**DATA FOR THIS EXERCISE**
## begin

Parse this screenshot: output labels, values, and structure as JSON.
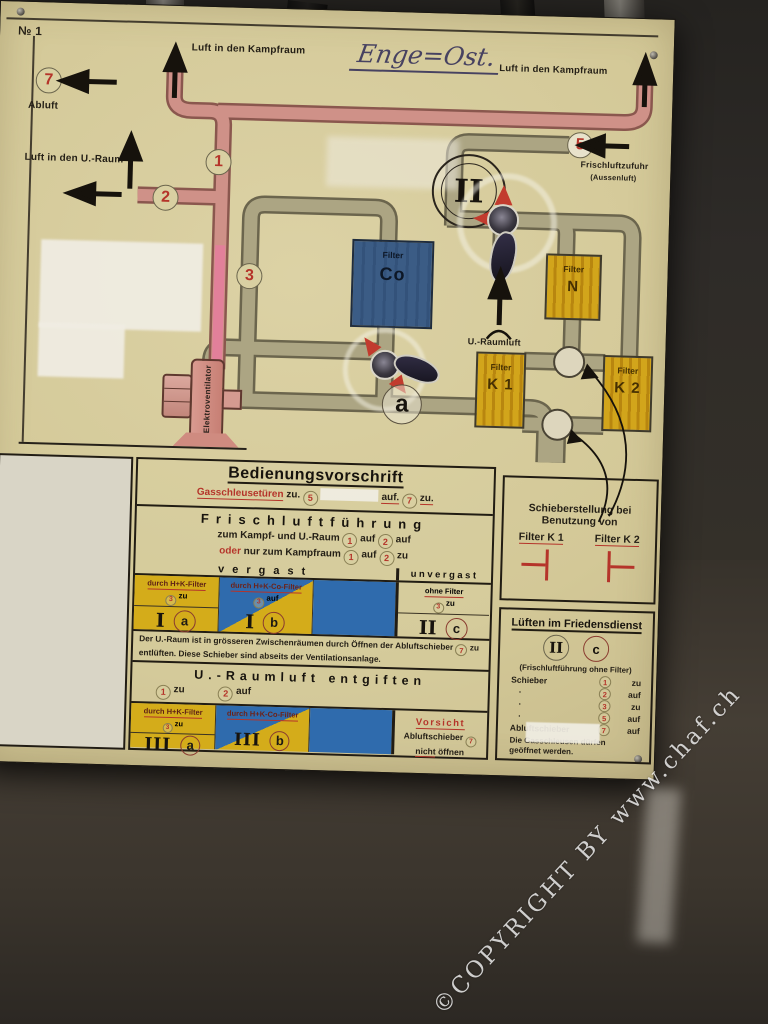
{
  "scene": {
    "watermark": "©COPYRIGHT BY www.chaf.ch"
  },
  "panel": {
    "plate_no": "№ 1",
    "handwritten": "Enge=Ost.",
    "labels": {
      "abluft": "Abluft",
      "kampfraum_left": "Luft in den Kampfraum",
      "kampfraum_right": "Luft in den Kampfraum",
      "uraum": "Luft in den U.-Raum",
      "frischluftzufuhr": "Frischluftzufuhr",
      "aussenluft": "(Aussenluft)",
      "uraumluft": "U.-Raumluft",
      "fan": "Elektroventilator"
    },
    "marks": {
      "n1": "1",
      "n2": "2",
      "n3": "3",
      "n5": "5",
      "n7": "7",
      "a": "a",
      "roman_II": "II"
    },
    "filters": {
      "co": {
        "top": "Filter",
        "main": "Co"
      },
      "n": {
        "top": "Filter",
        "main": "N"
      },
      "k1": {
        "top": "Filter",
        "main": "K 1"
      },
      "k2": {
        "top": "Filter",
        "main": "K 2"
      }
    }
  },
  "instructions": {
    "title": "Bedienungsvorschrift",
    "gas": {
      "label": "Gasschleusetüren",
      "t1": "zu.",
      "n1": "5",
      "t2": "auf.",
      "n2": "7",
      "t3": "zu."
    },
    "frischluft": {
      "heading": "Frischluftführung",
      "line1": {
        "pre": "zum Kampf- und U.-Raum",
        "n1": "1",
        "v1": "auf",
        "n2": "2",
        "v2": "auf"
      },
      "line2": {
        "oder": "oder",
        "pre": "nur zum Kampfraum",
        "n1": "1",
        "v1": "auf",
        "n2": "2",
        "v2": "zu"
      },
      "vergast": "vergast",
      "unvergast": "unvergast",
      "cols": [
        {
          "header": "durch H+K-Filter",
          "n": "3",
          "state": "zu",
          "roman": "I",
          "letter": "a"
        },
        {
          "header": "durch H+K-Co-Filter",
          "n": "3",
          "state": "auf",
          "roman": "I",
          "letter": "b"
        },
        {
          "header": "ohne Filter",
          "n": "3",
          "state": "zu",
          "roman": "II",
          "letter": "c"
        }
      ],
      "note_pre": "Der U.-Raum ist in grösseren Zwischenräumen durch Öffnen der Abluftschieber",
      "note_n": "7",
      "note_post": "zu entlüften. Diese Schieber sind abseits der Ventilationsanlage."
    },
    "entgiften": {
      "heading": "U.-Raumluft entgiften",
      "line": {
        "n1": "1",
        "v1": "zu",
        "n2": "2",
        "v2": "auf"
      },
      "cols": [
        {
          "header": "durch H+K-Filter",
          "n": "3",
          "state": "zu",
          "roman": "III",
          "letter": "a"
        },
        {
          "header": "durch H+K-Co-Filter",
          "roman": "III",
          "letter": "b"
        }
      ],
      "warning": {
        "title": "Vorsicht",
        "l1": "Abluftschieber",
        "n": "7",
        "l2a": "nicht",
        "l2b": "öffnen"
      }
    }
  },
  "side": {
    "schieber": {
      "line1": "Schieberstellung bei",
      "line2": "Benutzung von",
      "k1": "Filter K 1",
      "k2": "Filter K 2"
    },
    "frieden": {
      "title": "Lüften im Friedensdienst",
      "roman": "II",
      "letter": "c",
      "subtitle": "(Frischluftführung ohne Filter)",
      "rows": [
        {
          "label": "Schieber",
          "n": "1",
          "v": "zu"
        },
        {
          "label": "·",
          "n": "2",
          "v": "auf"
        },
        {
          "label": "·",
          "n": "3",
          "v": "zu"
        },
        {
          "label": "·",
          "n": "5",
          "v": "auf"
        },
        {
          "label": "Abluftschieber",
          "n": "7",
          "v": "auf"
        }
      ],
      "footer": "Die Gasschleusen dürfen geöffnet werden."
    }
  },
  "colors": {
    "panel_bg": "#d3c897",
    "pipe_pink": "#cf9188",
    "pipe_pink_bright": "#e2809a",
    "pipe_olive": "#aca583",
    "filter_yellow": "#d0a41e",
    "filter_blue": "#3b5c85",
    "table_blue": "#2f6bad",
    "accent_red": "#b5342a"
  }
}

## end

**PROBLEM STATEMENT**
Output each line exactly; omit every picture.

**WORKED SOLUTION**
Parse this screenshot: output labels, values, and structure as JSON.
{
  "scene": {
    "watermark": "©COPYRIGHT BY www.chaf.ch"
  },
  "panel": {
    "plate_no": "№ 1",
    "handwritten": "Enge=Ost.",
    "labels": {
      "abluft": "Abluft",
      "kampfraum_left": "Luft in den Kampfraum",
      "kampfraum_right": "Luft in den Kampfraum",
      "uraum": "Luft in den U.-Raum",
      "frischluftzufuhr": "Frischluftzufuhr",
      "aussenluft": "(Aussenluft)",
      "uraumluft": "U.-Raumluft",
      "fan": "Elektroventilator"
    },
    "marks": {
      "n1": "1",
      "n2": "2",
      "n3": "3",
      "n5": "5",
      "n7": "7",
      "a": "a",
      "roman_II": "II"
    },
    "filters": {
      "co": {
        "top": "Filter",
        "main": "Co"
      },
      "n": {
        "top": "Filter",
        "main": "N"
      },
      "k1": {
        "top": "Filter",
        "main": "K 1"
      },
      "k2": {
        "top": "Filter",
        "main": "K 2"
      }
    }
  },
  "instructions": {
    "title": "Bedienungsvorschrift",
    "gas": {
      "label": "Gasschleusetüren",
      "t1": "zu.",
      "n1": "5",
      "t2": "auf.",
      "n2": "7",
      "t3": "zu."
    },
    "frischluft": {
      "heading": "Frischluftführung",
      "line1": {
        "pre": "zum Kampf- und U.-Raum",
        "n1": "1",
        "v1": "auf",
        "n2": "2",
        "v2": "auf"
      },
      "line2": {
        "oder": "oder",
        "pre": "nur zum Kampfraum",
        "n1": "1",
        "v1": "auf",
        "n2": "2",
        "v2": "zu"
      },
      "vergast": "vergast",
      "unvergast": "unvergast",
      "cols": [
        {
          "header": "durch H+K-Filter",
          "n": "3",
          "state": "zu",
          "roman": "I",
          "letter": "a"
        },
        {
          "header": "durch H+K-Co-Filter",
          "n": "3",
          "state": "auf",
          "roman": "I",
          "letter": "b"
        },
        {
          "header": "ohne Filter",
          "n": "3",
          "state": "zu",
          "roman": "II",
          "letter": "c"
        }
      ],
      "note_pre": "Der U.-Raum ist in grösseren Zwischenräumen durch Öffnen der Abluftschieber",
      "note_n": "7",
      "note_post": "zu entlüften. Diese Schieber sind abseits der Ventilationsanlage."
    },
    "entgiften": {
      "heading": "U.-Raumluft entgiften",
      "line": {
        "n1": "1",
        "v1": "zu",
        "n2": "2",
        "v2": "auf"
      },
      "cols": [
        {
          "header": "durch H+K-Filter",
          "n": "3",
          "state": "zu",
          "roman": "III",
          "letter": "a"
        },
        {
          "header": "durch H+K-Co-Filter",
          "roman": "III",
          "letter": "b"
        }
      ],
      "warning": {
        "title": "Vorsicht",
        "l1": "Abluftschieber",
        "n": "7",
        "l2a": "nicht",
        "l2b": "öffnen"
      }
    }
  },
  "side": {
    "schieber": {
      "line1": "Schieberstellung bei",
      "line2": "Benutzung von",
      "k1": "Filter K 1",
      "k2": "Filter K 2"
    },
    "frieden": {
      "title": "Lüften im Friedensdienst",
      "roman": "II",
      "letter": "c",
      "subtitle": "(Frischluftführung ohne Filter)",
      "rows": [
        {
          "label": "Schieber",
          "n": "1",
          "v": "zu"
        },
        {
          "label": "·",
          "n": "2",
          "v": "auf"
        },
        {
          "label": "·",
          "n": "3",
          "v": "zu"
        },
        {
          "label": "·",
          "n": "5",
          "v": "auf"
        },
        {
          "label": "Abluftschieber",
          "n": "7",
          "v": "auf"
        }
      ],
      "footer": "Die Gasschleusen dürfen geöffnet werden."
    }
  },
  "colors": {
    "panel_bg": "#d3c897",
    "pipe_pink": "#cf9188",
    "pipe_pink_bright": "#e2809a",
    "pipe_olive": "#aca583",
    "filter_yellow": "#d0a41e",
    "filter_blue": "#3b5c85",
    "table_blue": "#2f6bad",
    "accent_red": "#b5342a"
  }
}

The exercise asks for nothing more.